> **Given records**:
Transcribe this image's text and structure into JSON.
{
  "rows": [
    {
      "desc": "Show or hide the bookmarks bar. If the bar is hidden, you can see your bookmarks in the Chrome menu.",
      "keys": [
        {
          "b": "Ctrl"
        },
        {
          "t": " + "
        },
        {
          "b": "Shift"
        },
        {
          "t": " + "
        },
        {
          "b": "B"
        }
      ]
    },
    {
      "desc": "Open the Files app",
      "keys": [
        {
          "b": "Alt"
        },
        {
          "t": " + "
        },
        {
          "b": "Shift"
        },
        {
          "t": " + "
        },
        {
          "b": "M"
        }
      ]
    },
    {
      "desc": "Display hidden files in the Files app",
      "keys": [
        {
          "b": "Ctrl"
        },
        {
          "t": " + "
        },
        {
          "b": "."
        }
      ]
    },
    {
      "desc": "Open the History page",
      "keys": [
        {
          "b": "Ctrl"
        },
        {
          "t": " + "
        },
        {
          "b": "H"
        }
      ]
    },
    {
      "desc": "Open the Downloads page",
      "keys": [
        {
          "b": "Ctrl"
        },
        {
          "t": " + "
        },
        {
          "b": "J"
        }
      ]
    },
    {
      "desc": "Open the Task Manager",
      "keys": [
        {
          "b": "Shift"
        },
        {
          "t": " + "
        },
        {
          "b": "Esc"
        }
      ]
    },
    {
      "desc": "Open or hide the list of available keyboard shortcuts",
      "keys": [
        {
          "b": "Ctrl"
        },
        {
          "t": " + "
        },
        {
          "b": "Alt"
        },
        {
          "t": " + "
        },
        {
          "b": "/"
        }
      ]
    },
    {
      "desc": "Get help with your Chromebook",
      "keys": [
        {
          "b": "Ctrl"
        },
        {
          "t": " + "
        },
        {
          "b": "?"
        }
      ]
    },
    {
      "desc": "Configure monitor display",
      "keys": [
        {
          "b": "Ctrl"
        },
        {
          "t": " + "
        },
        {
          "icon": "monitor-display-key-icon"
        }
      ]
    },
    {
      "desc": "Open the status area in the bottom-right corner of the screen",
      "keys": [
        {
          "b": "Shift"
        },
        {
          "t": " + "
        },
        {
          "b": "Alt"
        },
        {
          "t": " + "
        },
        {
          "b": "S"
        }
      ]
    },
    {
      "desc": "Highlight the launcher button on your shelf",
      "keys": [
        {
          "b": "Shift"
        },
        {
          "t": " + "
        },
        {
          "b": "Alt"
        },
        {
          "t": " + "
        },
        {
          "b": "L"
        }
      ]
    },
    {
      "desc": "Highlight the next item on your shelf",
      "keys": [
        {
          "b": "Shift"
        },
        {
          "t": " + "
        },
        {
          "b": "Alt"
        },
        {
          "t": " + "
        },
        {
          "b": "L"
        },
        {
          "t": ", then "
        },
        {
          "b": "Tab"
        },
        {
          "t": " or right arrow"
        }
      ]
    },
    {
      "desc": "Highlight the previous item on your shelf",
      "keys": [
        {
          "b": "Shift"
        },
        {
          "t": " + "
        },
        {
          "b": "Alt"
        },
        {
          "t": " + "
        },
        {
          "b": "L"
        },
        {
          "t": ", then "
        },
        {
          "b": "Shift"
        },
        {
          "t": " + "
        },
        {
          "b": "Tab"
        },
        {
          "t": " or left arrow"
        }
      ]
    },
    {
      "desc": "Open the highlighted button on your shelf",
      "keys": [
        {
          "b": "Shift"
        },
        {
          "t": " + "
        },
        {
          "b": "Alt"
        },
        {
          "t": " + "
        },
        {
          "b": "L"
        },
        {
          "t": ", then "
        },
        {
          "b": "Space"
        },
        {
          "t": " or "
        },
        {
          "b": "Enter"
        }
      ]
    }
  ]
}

---

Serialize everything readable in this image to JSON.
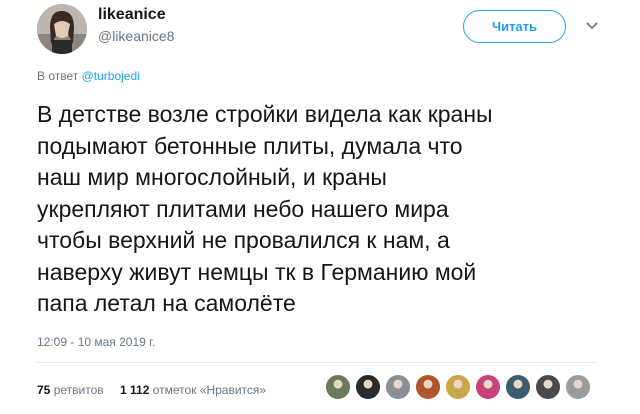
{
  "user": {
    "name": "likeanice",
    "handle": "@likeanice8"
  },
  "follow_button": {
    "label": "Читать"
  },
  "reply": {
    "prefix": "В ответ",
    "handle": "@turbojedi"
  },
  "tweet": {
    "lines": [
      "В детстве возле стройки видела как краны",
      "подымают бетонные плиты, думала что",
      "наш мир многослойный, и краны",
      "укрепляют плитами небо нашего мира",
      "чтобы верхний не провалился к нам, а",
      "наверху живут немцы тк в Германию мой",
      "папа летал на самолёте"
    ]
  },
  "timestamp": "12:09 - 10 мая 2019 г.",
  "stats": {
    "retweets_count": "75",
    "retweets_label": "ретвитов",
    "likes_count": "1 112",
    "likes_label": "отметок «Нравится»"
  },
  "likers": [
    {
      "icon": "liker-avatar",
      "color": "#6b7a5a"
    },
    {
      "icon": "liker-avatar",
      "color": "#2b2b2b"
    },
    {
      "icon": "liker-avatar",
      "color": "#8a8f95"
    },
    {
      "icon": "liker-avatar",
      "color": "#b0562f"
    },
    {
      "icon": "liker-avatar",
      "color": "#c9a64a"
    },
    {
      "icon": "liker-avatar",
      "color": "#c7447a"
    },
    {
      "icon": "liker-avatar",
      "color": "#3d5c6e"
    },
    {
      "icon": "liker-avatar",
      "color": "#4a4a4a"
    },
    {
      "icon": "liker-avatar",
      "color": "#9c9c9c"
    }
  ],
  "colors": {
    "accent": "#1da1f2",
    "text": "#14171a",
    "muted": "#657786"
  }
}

> **Work required**:
Using the material above, report each line where "Open" occurs.

> **Response to the task**:
      "desc": "Open the Files app",
      "desc": "Open the History page",
      "desc": "Open the Downloads page",
      "desc": "Open the Task Manager",
      "desc": "Open or hide the list of available keyboard shortcuts",
      "desc": "Open the status area in the bottom-right corner of the screen",
      "desc": "Open the highlighted button on your shelf",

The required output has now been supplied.